▶ [Items]

※

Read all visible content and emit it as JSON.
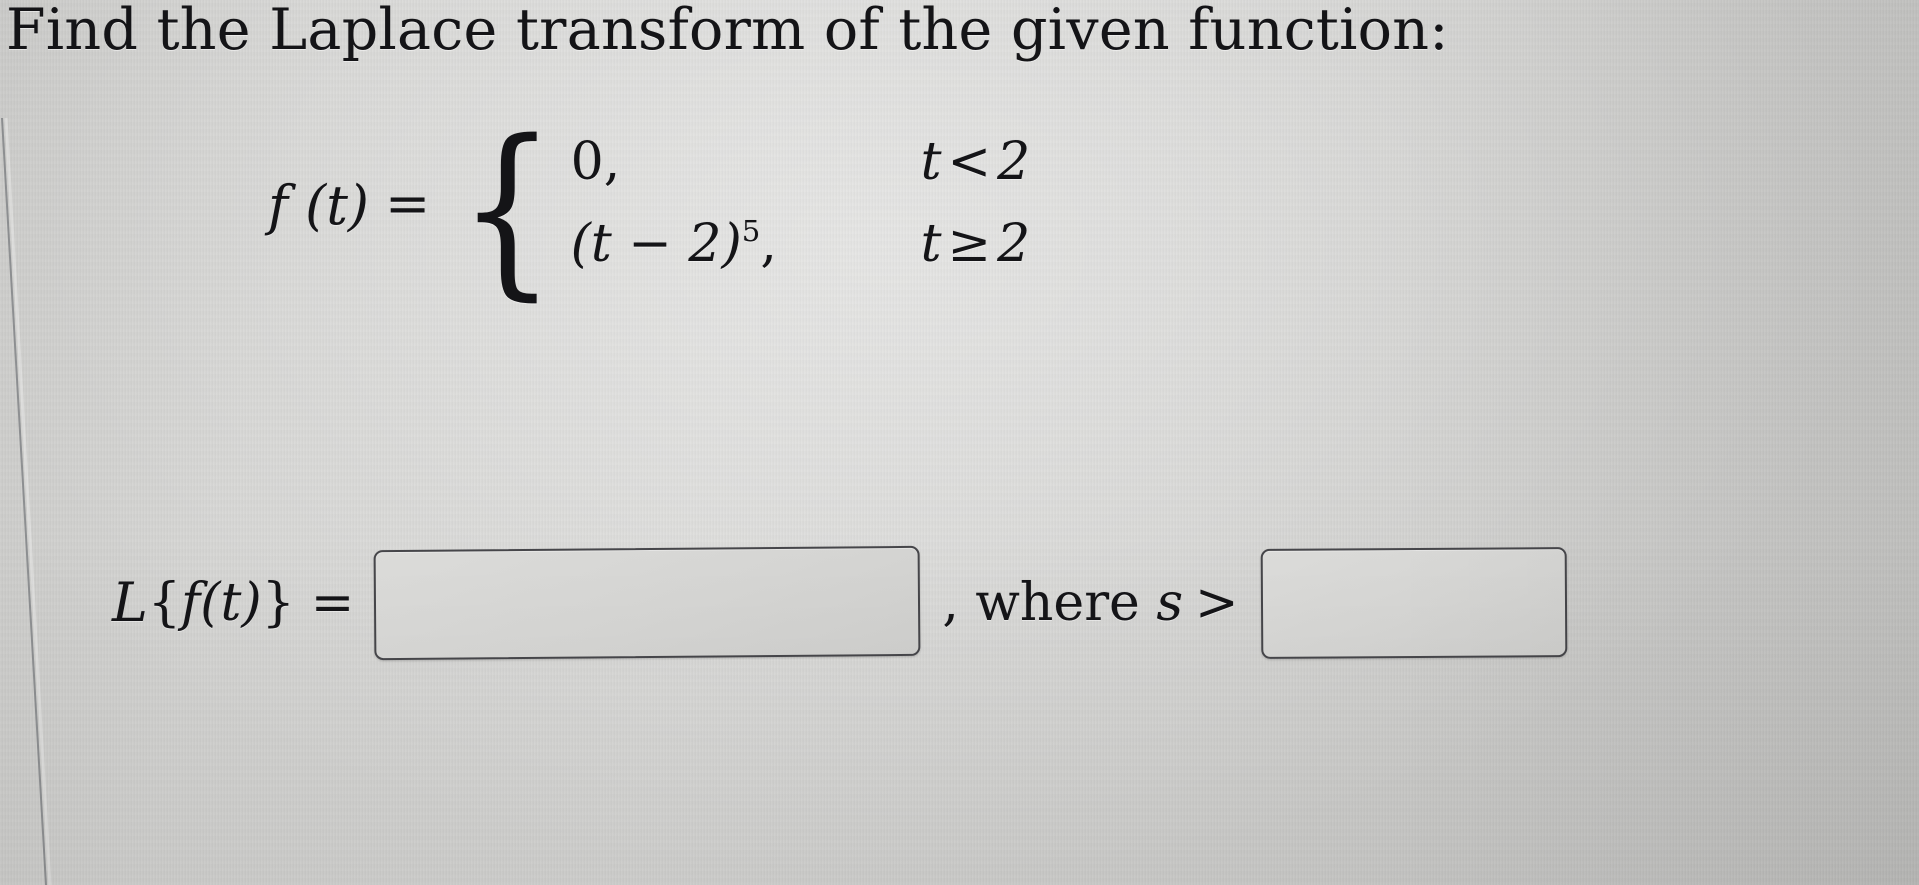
{
  "problem": {
    "prompt": "Find the Laplace transform of the given function:"
  },
  "function_definition": {
    "lhs": "f (t)",
    "equals": "=",
    "brace": "{",
    "cases": [
      {
        "value_prefix": "0",
        "value_exponent": "",
        "value_suffix": ",",
        "variable": "t",
        "relation": "<",
        "bound": "2"
      },
      {
        "value_prefix": "(t − 2)",
        "value_exponent": "5",
        "value_suffix": ",",
        "variable": "t",
        "relation": "≥",
        "bound": "2"
      }
    ]
  },
  "answer": {
    "operator": "L",
    "argument_open": "{",
    "argument_fn": "f",
    "argument_var": "(t)",
    "argument_close": "}",
    "equals": "=",
    "input_1_value": "",
    "input_1_placeholder": "",
    "separator": ", ",
    "where_word": "where",
    "where_variable": "s",
    "where_relation": ">",
    "input_2_value": "",
    "input_2_placeholder": ""
  },
  "colors": {
    "background": "#d2d2d0",
    "text": "#141417",
    "box_border": "#46464a",
    "box_fill": "#d6d6d4"
  }
}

※

▶ [To be done]
Copy the data character for character, but drop all pictures from the copy.

▶ [Answer to the task]
Read all visible content and emit it as JSON.
{
  "problem": {
    "prompt": "Find the Laplace transform of the given function:"
  },
  "function_definition": {
    "lhs": "f (t)",
    "equals": "=",
    "brace": "{",
    "cases": [
      {
        "value_prefix": "0",
        "value_exponent": "",
        "value_suffix": ",",
        "variable": "t",
        "relation": "<",
        "bound": "2"
      },
      {
        "value_prefix": "(t − 2)",
        "value_exponent": "5",
        "value_suffix": ",",
        "variable": "t",
        "relation": "≥",
        "bound": "2"
      }
    ]
  },
  "answer": {
    "operator": "L",
    "argument_open": "{",
    "argument_fn": "f",
    "argument_var": "(t)",
    "argument_close": "}",
    "equals": "=",
    "input_1_value": "",
    "input_1_placeholder": "",
    "separator": ", ",
    "where_word": "where",
    "where_variable": "s",
    "where_relation": ">",
    "input_2_value": "",
    "input_2_placeholder": ""
  },
  "colors": {
    "background": "#d2d2d0",
    "text": "#141417",
    "box_border": "#46464a",
    "box_fill": "#d6d6d4"
  }
}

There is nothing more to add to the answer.